Extracted records
-------

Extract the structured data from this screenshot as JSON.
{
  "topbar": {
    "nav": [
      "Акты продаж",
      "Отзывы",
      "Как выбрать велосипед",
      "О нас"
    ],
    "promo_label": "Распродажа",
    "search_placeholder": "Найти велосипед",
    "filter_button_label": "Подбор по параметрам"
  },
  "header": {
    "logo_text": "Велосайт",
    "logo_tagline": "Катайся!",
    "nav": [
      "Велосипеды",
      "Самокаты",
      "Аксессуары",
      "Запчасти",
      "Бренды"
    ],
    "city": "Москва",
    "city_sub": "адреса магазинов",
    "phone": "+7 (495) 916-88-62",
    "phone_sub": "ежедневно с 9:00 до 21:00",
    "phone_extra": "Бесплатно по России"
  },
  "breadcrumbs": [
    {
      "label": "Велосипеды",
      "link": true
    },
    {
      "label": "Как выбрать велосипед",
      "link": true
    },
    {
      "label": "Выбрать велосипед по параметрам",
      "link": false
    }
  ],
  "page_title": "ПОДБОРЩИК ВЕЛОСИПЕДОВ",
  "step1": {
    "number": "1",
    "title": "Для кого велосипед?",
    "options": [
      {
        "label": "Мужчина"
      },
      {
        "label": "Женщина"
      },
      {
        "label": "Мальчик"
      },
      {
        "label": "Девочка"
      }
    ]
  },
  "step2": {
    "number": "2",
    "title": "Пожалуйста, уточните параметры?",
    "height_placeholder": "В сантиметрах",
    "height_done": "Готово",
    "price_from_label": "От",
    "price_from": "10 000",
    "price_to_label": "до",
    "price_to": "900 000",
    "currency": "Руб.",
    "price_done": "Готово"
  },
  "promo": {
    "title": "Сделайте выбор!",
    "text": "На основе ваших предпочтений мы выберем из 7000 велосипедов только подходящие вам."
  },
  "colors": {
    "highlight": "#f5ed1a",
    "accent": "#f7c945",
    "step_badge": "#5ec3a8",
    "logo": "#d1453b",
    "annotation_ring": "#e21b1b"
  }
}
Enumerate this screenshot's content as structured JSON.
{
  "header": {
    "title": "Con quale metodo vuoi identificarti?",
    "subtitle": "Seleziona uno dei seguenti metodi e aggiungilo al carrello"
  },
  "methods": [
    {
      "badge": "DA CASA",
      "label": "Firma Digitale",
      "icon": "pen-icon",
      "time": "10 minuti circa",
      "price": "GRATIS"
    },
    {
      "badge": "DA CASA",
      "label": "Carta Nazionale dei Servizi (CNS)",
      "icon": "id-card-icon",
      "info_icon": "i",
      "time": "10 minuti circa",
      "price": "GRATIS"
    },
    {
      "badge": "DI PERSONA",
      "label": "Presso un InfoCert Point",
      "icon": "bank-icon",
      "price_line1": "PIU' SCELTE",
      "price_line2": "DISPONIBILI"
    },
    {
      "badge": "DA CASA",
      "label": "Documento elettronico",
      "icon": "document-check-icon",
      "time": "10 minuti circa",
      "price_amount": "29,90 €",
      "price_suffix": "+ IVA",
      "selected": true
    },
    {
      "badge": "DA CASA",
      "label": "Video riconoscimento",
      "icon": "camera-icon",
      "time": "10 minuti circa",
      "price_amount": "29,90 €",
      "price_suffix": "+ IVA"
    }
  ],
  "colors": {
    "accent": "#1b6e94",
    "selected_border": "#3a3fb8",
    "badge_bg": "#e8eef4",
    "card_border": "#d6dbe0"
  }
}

-------

Exercise brief:
From the data above, copy out every line with the string "screenshot" in it.

The reply:
Extract the structured data from this screenshot as JSON.
Enumerate this screenshot's content as structured JSON.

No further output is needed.